Output an exact reproduction of the data.

> [Record extracts]:
** BEGIN **

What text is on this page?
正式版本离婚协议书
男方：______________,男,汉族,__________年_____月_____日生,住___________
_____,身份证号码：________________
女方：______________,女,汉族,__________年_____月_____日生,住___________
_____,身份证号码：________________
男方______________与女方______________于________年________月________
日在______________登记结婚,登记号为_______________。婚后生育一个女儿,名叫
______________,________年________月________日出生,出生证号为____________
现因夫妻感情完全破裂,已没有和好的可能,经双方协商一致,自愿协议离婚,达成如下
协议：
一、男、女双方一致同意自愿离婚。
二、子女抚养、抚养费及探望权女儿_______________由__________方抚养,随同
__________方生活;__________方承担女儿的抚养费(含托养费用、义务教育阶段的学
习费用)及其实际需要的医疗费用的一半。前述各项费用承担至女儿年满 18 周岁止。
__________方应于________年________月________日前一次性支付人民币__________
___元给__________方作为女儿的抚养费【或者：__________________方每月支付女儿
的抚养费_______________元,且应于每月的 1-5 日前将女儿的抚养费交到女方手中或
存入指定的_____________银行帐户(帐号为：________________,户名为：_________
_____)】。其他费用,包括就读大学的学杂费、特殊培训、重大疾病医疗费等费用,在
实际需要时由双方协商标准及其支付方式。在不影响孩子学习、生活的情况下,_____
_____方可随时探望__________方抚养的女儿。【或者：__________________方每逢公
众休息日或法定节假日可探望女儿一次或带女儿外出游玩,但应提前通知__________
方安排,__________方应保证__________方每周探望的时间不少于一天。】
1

** END **

> [Exercise response]:
What text is on this page?
正式版本离婚协议书
男方：______________,男,汉族,__________年_____月_____日生,住___________
_____,身份证号码：________________
女方：______________,女,汉族,__________年_____月_____日生,住___________
_____,身份证号码：________________
男方______________与女方______________于________年________月________
日在______________登记结婚,登记号为_______________。婚后生育一个女儿,名叫
______________,________年________月________日出生,出生证号为____________
现因夫妻感情完全破裂,已没有和好的可能,经双方协商一致,自愿协议离婚,达成如下
协议：
一、男、女双方一致同意自愿离婚。
二、子女抚养、抚养费及探望权女儿_______________由__________方抚养,随同
__________方生活;__________方承担女儿的抚养费(含托养费用、义务教育阶段的学
习费用)及其实际需要的医疗费用的一半。前述各项费用承担至女儿年满 18 周岁止。
__________方应于________年________月________日前一次性支付人民币__________
___元给__________方作为女儿的抚养费【或者：__________________方每月支付女儿
的抚养费_______________元,且应于每月的 1-5 日前将女儿的抚养费交到女方手中或
存入指定的_____________银行帐户(帐号为：________________,户名为：_________
_____)】。其他费用,包括就读大学的学杂费、特殊培训、重大疾病医疗费等费用,在
实际需要时由双方协商标准及其支付方式。在不影响孩子学习、生活的情况下,_____
_____方可随时探望__________方抚养的女儿。【或者：__________________方每逢公
众休息日或法定节假日可探望女儿一次或带女儿外出游玩,但应提前通知__________
方安排,__________方应保证__________方每周探望的时间不少于一天。】
1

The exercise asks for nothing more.